— PROBLEM TO SOLVE —
Provide only the number of lines in the records below that include "Klassik".

Records about charts and figures
· · ·

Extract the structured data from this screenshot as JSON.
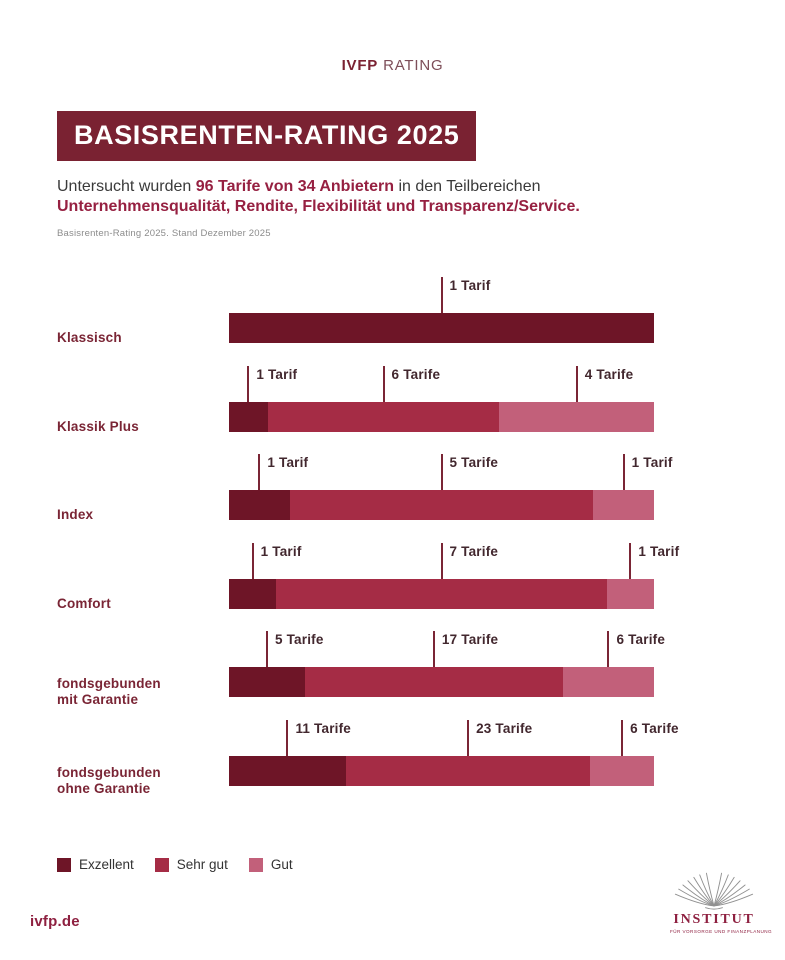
{
  "brand": {
    "bold": "IVFP",
    "light": "RATING"
  },
  "title": "BASISRENTEN-RATING 2025",
  "intro": {
    "pre": "Untersucht wurden ",
    "highlight1": "96 Tarife von 34 Anbietern",
    "mid": " in den Teilbereichen",
    "highlight2": "Unternehmensqualität, Rendite, Flexibilität und Transparenz/Service."
  },
  "note": "Basisrenten-Rating 2025. Stand Dezember 2025",
  "colors": {
    "banner_bg": "#7a2232",
    "accent_text": "#962041",
    "category_text": "#7a2535",
    "tick_line": "#7a2535",
    "exzellent": "#6e1527",
    "sehr_gut": "#a52c45",
    "gut": "#c2607a"
  },
  "chart_data": {
    "type": "bar",
    "orientation": "horizontal-stacked",
    "title": "BASISRENTEN-RATING 2025",
    "legend_position": "bottom-left",
    "grid": false,
    "legend": [
      {
        "label": "Exzellent",
        "color": "#6e1527"
      },
      {
        "label": "Sehr gut",
        "color": "#a52c45"
      },
      {
        "label": "Gut",
        "color": "#c2607a"
      }
    ],
    "total_tarife": 96,
    "total_anbieter": 34,
    "rows": [
      {
        "category": "Klassisch",
        "lines": [
          "Klassisch"
        ],
        "segments": [
          {
            "rating": "Exzellent",
            "count": 1,
            "label": "1 Tarif"
          }
        ]
      },
      {
        "category": "Klassik Plus",
        "lines": [
          "Klassik Plus"
        ],
        "segments": [
          {
            "rating": "Exzellent",
            "count": 1,
            "label": "1 Tarif"
          },
          {
            "rating": "Sehr gut",
            "count": 6,
            "label": "6 Tarife"
          },
          {
            "rating": "Gut",
            "count": 4,
            "label": "4 Tarife"
          }
        ]
      },
      {
        "category": "Index",
        "lines": [
          "Index"
        ],
        "segments": [
          {
            "rating": "Exzellent",
            "count": 1,
            "label": "1 Tarif"
          },
          {
            "rating": "Sehr gut",
            "count": 5,
            "label": "5 Tarife"
          },
          {
            "rating": "Gut",
            "count": 1,
            "label": "1 Tarif"
          }
        ]
      },
      {
        "category": "Comfort",
        "lines": [
          "Comfort"
        ],
        "segments": [
          {
            "rating": "Exzellent",
            "count": 1,
            "label": "1 Tarif"
          },
          {
            "rating": "Sehr gut",
            "count": 7,
            "label": "7 Tarife"
          },
          {
            "rating": "Gut",
            "count": 1,
            "label": "1 Tarif"
          }
        ]
      },
      {
        "category": "fondsgebunden mit Garantie",
        "lines": [
          "fondsgebunden",
          "mit Garantie"
        ],
        "segments": [
          {
            "rating": "Exzellent",
            "count": 5,
            "label": "5 Tarife"
          },
          {
            "rating": "Sehr gut",
            "count": 17,
            "label": "17 Tarife"
          },
          {
            "rating": "Gut",
            "count": 6,
            "label": "6 Tarife"
          }
        ]
      },
      {
        "category": "fondsgebunden ohne Garantie",
        "lines": [
          "fondsgebunden",
          "ohne Garantie"
        ],
        "segments": [
          {
            "rating": "Exzellent",
            "count": 11,
            "label": "11 Tarife"
          },
          {
            "rating": "Sehr gut",
            "count": 23,
            "label": "23 Tarife"
          },
          {
            "rating": "Gut",
            "count": 6,
            "label": "6 Tarife"
          }
        ]
      }
    ]
  },
  "footer": {
    "website": "ivfp.de",
    "logo": {
      "name": "INSTITUT",
      "tagline": "FÜR VORSORGE UND FINANZPLANUNG"
    }
  }
}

· · ·

— REPLY TO THE EXERCISE —
2